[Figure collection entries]
══════
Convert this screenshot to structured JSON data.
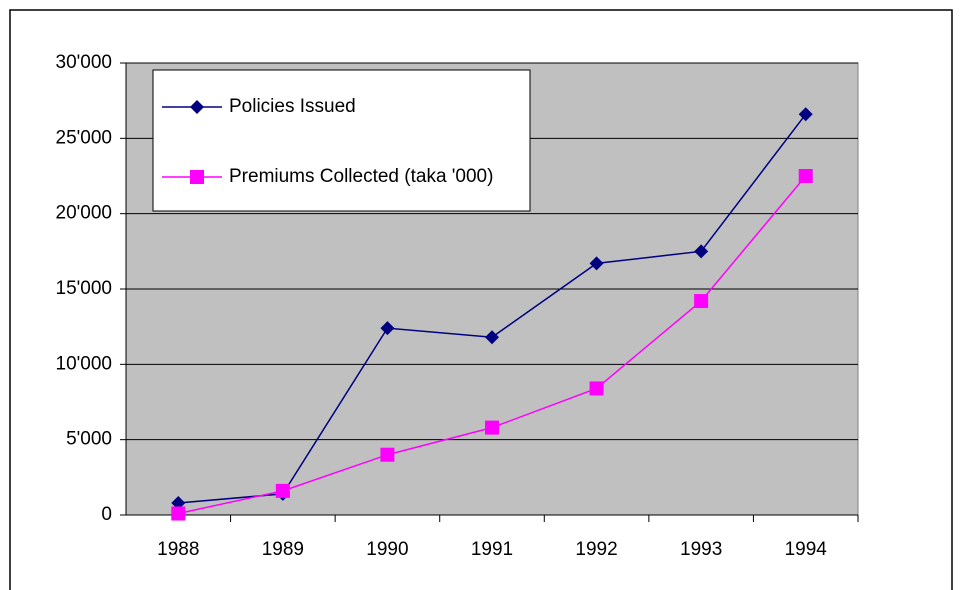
{
  "chart_data": {
    "type": "line",
    "categories": [
      "1988",
      "1989",
      "1990",
      "1991",
      "1992",
      "1993",
      "1994"
    ],
    "series": [
      {
        "name": "Policies Issued",
        "color": "#000080",
        "marker": "diamond",
        "values": [
          800,
          1400,
          12400,
          11800,
          16700,
          17500,
          26600
        ]
      },
      {
        "name": "Premiums Collected (taka '000)",
        "color": "#ff00ff",
        "marker": "square",
        "values": [
          100,
          1600,
          4000,
          5800,
          8400,
          14200,
          22500
        ]
      }
    ],
    "ylim": [
      0,
      30000
    ],
    "yticks": [
      0,
      {
        "value": 5000,
        "label": "5'000"
      },
      {
        "value": 10000,
        "label": "10'000"
      },
      {
        "value": 15000,
        "label": "15'000"
      },
      {
        "value": 20000,
        "label": "20'000"
      },
      {
        "value": 25000,
        "label": "25'000"
      },
      {
        "value": 30000,
        "label": "30'000"
      }
    ],
    "grid": true,
    "legend": "upper left",
    "plot_background": "#c0c0c0"
  }
}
══════
→ **Problem to work on**: Determine how many lines of the listing hold the word "label" and reply with that figure alone.

→ **Full solution**: 6